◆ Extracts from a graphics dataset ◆
- - - -

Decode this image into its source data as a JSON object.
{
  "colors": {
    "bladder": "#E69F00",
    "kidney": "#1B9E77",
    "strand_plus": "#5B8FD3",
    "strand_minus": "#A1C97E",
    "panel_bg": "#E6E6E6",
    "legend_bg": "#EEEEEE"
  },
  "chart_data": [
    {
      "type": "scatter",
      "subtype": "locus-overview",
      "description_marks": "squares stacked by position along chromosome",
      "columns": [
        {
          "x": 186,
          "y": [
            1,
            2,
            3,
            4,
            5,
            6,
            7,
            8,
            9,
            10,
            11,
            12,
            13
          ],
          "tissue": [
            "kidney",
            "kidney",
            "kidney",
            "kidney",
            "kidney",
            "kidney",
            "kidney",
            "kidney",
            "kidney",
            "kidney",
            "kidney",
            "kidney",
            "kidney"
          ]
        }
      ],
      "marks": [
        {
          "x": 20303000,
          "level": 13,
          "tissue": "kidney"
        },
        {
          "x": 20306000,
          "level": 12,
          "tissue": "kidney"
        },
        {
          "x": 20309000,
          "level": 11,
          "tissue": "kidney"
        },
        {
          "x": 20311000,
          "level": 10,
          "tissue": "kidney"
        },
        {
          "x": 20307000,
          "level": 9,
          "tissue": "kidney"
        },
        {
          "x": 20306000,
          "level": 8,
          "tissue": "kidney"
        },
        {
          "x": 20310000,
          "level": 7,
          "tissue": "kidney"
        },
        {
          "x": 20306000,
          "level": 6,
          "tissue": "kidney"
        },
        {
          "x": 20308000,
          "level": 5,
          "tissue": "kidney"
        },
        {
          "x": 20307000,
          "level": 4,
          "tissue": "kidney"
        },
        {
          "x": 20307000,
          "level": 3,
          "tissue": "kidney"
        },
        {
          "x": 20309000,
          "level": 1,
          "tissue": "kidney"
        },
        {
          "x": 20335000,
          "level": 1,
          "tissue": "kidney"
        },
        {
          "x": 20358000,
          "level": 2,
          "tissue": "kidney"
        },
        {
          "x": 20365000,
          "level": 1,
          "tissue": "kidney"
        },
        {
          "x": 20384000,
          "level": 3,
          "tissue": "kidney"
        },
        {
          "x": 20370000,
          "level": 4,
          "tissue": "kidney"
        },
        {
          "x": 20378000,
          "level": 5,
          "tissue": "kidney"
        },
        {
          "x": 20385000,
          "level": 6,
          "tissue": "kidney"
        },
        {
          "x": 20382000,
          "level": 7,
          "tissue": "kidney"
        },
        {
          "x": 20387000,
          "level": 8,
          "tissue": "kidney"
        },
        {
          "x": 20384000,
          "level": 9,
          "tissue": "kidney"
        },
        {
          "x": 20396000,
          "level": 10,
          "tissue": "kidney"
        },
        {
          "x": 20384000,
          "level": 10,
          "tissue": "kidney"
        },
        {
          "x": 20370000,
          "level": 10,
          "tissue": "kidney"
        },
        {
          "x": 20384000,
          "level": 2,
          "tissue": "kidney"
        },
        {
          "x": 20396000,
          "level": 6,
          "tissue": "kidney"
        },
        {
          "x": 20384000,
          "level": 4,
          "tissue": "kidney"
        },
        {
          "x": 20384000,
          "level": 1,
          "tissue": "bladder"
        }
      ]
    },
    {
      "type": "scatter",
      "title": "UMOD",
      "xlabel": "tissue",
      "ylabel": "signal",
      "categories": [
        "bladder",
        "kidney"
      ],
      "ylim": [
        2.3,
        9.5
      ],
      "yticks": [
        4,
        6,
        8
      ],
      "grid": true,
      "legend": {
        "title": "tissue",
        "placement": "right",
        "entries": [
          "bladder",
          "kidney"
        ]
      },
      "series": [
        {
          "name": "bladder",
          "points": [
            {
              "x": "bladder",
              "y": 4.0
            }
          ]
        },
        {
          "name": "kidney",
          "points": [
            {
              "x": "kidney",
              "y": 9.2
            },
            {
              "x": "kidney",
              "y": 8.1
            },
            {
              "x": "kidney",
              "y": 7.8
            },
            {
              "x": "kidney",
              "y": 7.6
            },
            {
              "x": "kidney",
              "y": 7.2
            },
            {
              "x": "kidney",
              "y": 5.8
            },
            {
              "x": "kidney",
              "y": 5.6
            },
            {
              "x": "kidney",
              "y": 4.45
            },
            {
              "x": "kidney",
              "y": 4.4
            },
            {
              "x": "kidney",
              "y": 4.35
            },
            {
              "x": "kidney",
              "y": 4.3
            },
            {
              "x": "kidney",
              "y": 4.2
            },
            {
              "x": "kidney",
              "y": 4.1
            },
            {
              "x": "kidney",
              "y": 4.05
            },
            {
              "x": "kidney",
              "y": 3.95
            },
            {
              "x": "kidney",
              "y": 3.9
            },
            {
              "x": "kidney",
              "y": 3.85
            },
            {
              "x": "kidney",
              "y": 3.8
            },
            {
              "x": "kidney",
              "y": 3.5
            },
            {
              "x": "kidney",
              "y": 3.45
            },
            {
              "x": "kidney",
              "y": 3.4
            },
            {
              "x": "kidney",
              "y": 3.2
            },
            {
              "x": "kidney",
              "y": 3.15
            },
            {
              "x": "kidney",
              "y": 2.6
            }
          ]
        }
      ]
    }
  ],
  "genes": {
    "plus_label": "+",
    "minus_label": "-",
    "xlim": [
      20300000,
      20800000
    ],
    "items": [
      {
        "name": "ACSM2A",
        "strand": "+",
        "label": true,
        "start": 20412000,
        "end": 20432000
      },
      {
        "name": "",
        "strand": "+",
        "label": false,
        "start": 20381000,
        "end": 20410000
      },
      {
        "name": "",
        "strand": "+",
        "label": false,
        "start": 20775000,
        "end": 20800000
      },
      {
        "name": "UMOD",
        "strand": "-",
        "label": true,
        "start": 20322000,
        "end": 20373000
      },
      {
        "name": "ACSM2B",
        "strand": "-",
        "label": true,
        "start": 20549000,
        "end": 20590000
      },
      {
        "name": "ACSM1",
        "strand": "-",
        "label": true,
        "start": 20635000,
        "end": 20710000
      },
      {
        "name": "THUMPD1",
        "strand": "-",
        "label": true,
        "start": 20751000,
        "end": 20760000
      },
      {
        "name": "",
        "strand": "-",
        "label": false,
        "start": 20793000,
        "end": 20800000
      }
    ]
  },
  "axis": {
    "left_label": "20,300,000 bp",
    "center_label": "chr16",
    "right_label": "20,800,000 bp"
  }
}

- - - -

Reproduce the full set of entries above exactly, without dropping a line.

◆ COMPLETED EXERCISE ◆
Decode this image into its source data as a JSON object.
{
  "colors": {
    "bladder": "#E69F00",
    "kidney": "#1B9E77",
    "strand_plus": "#5B8FD3",
    "strand_minus": "#A1C97E",
    "panel_bg": "#E6E6E6",
    "legend_bg": "#EEEEEE"
  },
  "chart_data": [
    {
      "type": "scatter",
      "subtype": "locus-overview",
      "description_marks": "squares stacked by position along chromosome",
      "columns": [
        {
          "x": 186,
          "y": [
            1,
            2,
            3,
            4,
            5,
            6,
            7,
            8,
            9,
            10,
            11,
            12,
            13
          ],
          "tissue": [
            "kidney",
            "kidney",
            "kidney",
            "kidney",
            "kidney",
            "kidney",
            "kidney",
            "kidney",
            "kidney",
            "kidney",
            "kidney",
            "kidney",
            "kidney"
          ]
        }
      ],
      "marks": [
        {
          "x": 20303000,
          "level": 13,
          "tissue": "kidney"
        },
        {
          "x": 20306000,
          "level": 12,
          "tissue": "kidney"
        },
        {
          "x": 20309000,
          "level": 11,
          "tissue": "kidney"
        },
        {
          "x": 20311000,
          "level": 10,
          "tissue": "kidney"
        },
        {
          "x": 20307000,
          "level": 9,
          "tissue": "kidney"
        },
        {
          "x": 20306000,
          "level": 8,
          "tissue": "kidney"
        },
        {
          "x": 20310000,
          "level": 7,
          "tissue": "kidney"
        },
        {
          "x": 20306000,
          "level": 6,
          "tissue": "kidney"
        },
        {
          "x": 20308000,
          "level": 5,
          "tissue": "kidney"
        },
        {
          "x": 20307000,
          "level": 4,
          "tissue": "kidney"
        },
        {
          "x": 20307000,
          "level": 3,
          "tissue": "kidney"
        },
        {
          "x": 20309000,
          "level": 1,
          "tissue": "kidney"
        },
        {
          "x": 20335000,
          "level": 1,
          "tissue": "kidney"
        },
        {
          "x": 20358000,
          "level": 2,
          "tissue": "kidney"
        },
        {
          "x": 20365000,
          "level": 1,
          "tissue": "kidney"
        },
        {
          "x": 20384000,
          "level": 3,
          "tissue": "kidney"
        },
        {
          "x": 20370000,
          "level": 4,
          "tissue": "kidney"
        },
        {
          "x": 20378000,
          "level": 5,
          "tissue": "kidney"
        },
        {
          "x": 20385000,
          "level": 6,
          "tissue": "kidney"
        },
        {
          "x": 20382000,
          "level": 7,
          "tissue": "kidney"
        },
        {
          "x": 20387000,
          "level": 8,
          "tissue": "kidney"
        },
        {
          "x": 20384000,
          "level": 9,
          "tissue": "kidney"
        },
        {
          "x": 20396000,
          "level": 10,
          "tissue": "kidney"
        },
        {
          "x": 20384000,
          "level": 10,
          "tissue": "kidney"
        },
        {
          "x": 20370000,
          "level": 10,
          "tissue": "kidney"
        },
        {
          "x": 20384000,
          "level": 2,
          "tissue": "kidney"
        },
        {
          "x": 20396000,
          "level": 6,
          "tissue": "kidney"
        },
        {
          "x": 20384000,
          "level": 4,
          "tissue": "kidney"
        },
        {
          "x": 20384000,
          "level": 1,
          "tissue": "bladder"
        }
      ]
    },
    {
      "type": "scatter",
      "title": "UMOD",
      "xlabel": "tissue",
      "ylabel": "signal",
      "categories": [
        "bladder",
        "kidney"
      ],
      "ylim": [
        2.3,
        9.5
      ],
      "yticks": [
        4,
        6,
        8
      ],
      "grid": true,
      "legend": {
        "title": "tissue",
        "placement": "right",
        "entries": [
          "bladder",
          "kidney"
        ]
      },
      "series": [
        {
          "name": "bladder",
          "points": [
            {
              "x": "bladder",
              "y": 4.0
            }
          ]
        },
        {
          "name": "kidney",
          "points": [
            {
              "x": "kidney",
              "y": 9.2
            },
            {
              "x": "kidney",
              "y": 8.1
            },
            {
              "x": "kidney",
              "y": 7.8
            },
            {
              "x": "kidney",
              "y": 7.6
            },
            {
              "x": "kidney",
              "y": 7.2
            },
            {
              "x": "kidney",
              "y": 5.8
            },
            {
              "x": "kidney",
              "y": 5.6
            },
            {
              "x": "kidney",
              "y": 4.45
            },
            {
              "x": "kidney",
              "y": 4.4
            },
            {
              "x": "kidney",
              "y": 4.35
            },
            {
              "x": "kidney",
              "y": 4.3
            },
            {
              "x": "kidney",
              "y": 4.2
            },
            {
              "x": "kidney",
              "y": 4.1
            },
            {
              "x": "kidney",
              "y": 4.05
            },
            {
              "x": "kidney",
              "y": 3.95
            },
            {
              "x": "kidney",
              "y": 3.9
            },
            {
              "x": "kidney",
              "y": 3.85
            },
            {
              "x": "kidney",
              "y": 3.8
            },
            {
              "x": "kidney",
              "y": 3.5
            },
            {
              "x": "kidney",
              "y": 3.45
            },
            {
              "x": "kidney",
              "y": 3.4
            },
            {
              "x": "kidney",
              "y": 3.2
            },
            {
              "x": "kidney",
              "y": 3.15
            },
            {
              "x": "kidney",
              "y": 2.6
            }
          ]
        }
      ]
    }
  ],
  "genes": {
    "plus_label": "+",
    "minus_label": "-",
    "xlim": [
      20300000,
      20800000
    ],
    "items": [
      {
        "name": "ACSM2A",
        "strand": "+",
        "label": true,
        "start": 20412000,
        "end": 20432000
      },
      {
        "name": "",
        "strand": "+",
        "label": false,
        "start": 20381000,
        "end": 20410000
      },
      {
        "name": "",
        "strand": "+",
        "label": false,
        "start": 20775000,
        "end": 20800000
      },
      {
        "name": "UMOD",
        "strand": "-",
        "label": true,
        "start": 20322000,
        "end": 20373000
      },
      {
        "name": "ACSM2B",
        "strand": "-",
        "label": true,
        "start": 20549000,
        "end": 20590000
      },
      {
        "name": "ACSM1",
        "strand": "-",
        "label": true,
        "start": 20635000,
        "end": 20710000
      },
      {
        "name": "THUMPD1",
        "strand": "-",
        "label": true,
        "start": 20751000,
        "end": 20760000
      },
      {
        "name": "",
        "strand": "-",
        "label": false,
        "start": 20793000,
        "end": 20800000
      }
    ]
  },
  "axis": {
    "left_label": "20,300,000 bp",
    "center_label": "chr16",
    "right_label": "20,800,000 bp"
  }
}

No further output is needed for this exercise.